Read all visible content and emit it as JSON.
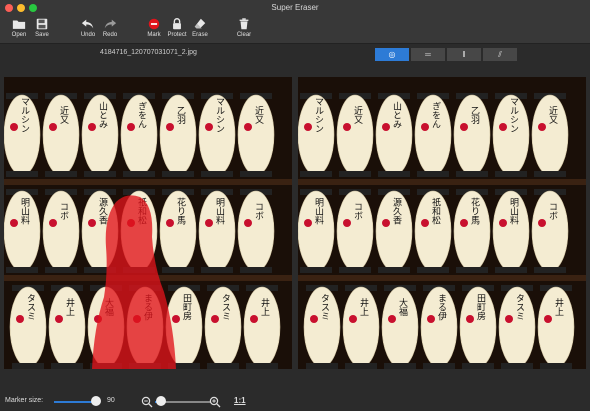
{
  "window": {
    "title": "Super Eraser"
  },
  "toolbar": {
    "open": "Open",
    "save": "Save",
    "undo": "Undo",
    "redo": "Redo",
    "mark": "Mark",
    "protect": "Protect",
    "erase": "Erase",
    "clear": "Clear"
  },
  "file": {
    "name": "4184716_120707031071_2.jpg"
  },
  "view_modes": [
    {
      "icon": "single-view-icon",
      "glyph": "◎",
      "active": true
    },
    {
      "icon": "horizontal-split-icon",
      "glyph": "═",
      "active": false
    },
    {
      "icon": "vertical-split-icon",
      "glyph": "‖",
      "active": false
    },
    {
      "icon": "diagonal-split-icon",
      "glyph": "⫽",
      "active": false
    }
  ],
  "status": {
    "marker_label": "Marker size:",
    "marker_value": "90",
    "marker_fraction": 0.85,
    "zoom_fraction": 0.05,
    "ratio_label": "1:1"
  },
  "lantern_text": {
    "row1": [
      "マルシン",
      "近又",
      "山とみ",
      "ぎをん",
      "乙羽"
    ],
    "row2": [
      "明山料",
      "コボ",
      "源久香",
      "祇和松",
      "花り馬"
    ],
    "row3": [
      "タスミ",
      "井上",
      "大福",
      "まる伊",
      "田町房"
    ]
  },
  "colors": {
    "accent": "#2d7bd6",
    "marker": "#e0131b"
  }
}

- _Problem requirements_
Pictures are excluded; repeat every record exactly.

- _Task output_
Read all visible content and emit it as JSON.
{
  "window": {
    "title": "Super Eraser"
  },
  "toolbar": {
    "open": "Open",
    "save": "Save",
    "undo": "Undo",
    "redo": "Redo",
    "mark": "Mark",
    "protect": "Protect",
    "erase": "Erase",
    "clear": "Clear"
  },
  "file": {
    "name": "4184716_120707031071_2.jpg"
  },
  "view_modes": [
    {
      "icon": "single-view-icon",
      "glyph": "◎",
      "active": true
    },
    {
      "icon": "horizontal-split-icon",
      "glyph": "═",
      "active": false
    },
    {
      "icon": "vertical-split-icon",
      "glyph": "‖",
      "active": false
    },
    {
      "icon": "diagonal-split-icon",
      "glyph": "⫽",
      "active": false
    }
  ],
  "status": {
    "marker_label": "Marker size:",
    "marker_value": "90",
    "marker_fraction": 0.85,
    "zoom_fraction": 0.05,
    "ratio_label": "1:1"
  },
  "lantern_text": {
    "row1": [
      "マルシン",
      "近又",
      "山とみ",
      "ぎをん",
      "乙羽"
    ],
    "row2": [
      "明山料",
      "コボ",
      "源久香",
      "祇和松",
      "花り馬"
    ],
    "row3": [
      "タスミ",
      "井上",
      "大福",
      "まる伊",
      "田町房"
    ]
  },
  "colors": {
    "accent": "#2d7bd6",
    "marker": "#e0131b"
  }
}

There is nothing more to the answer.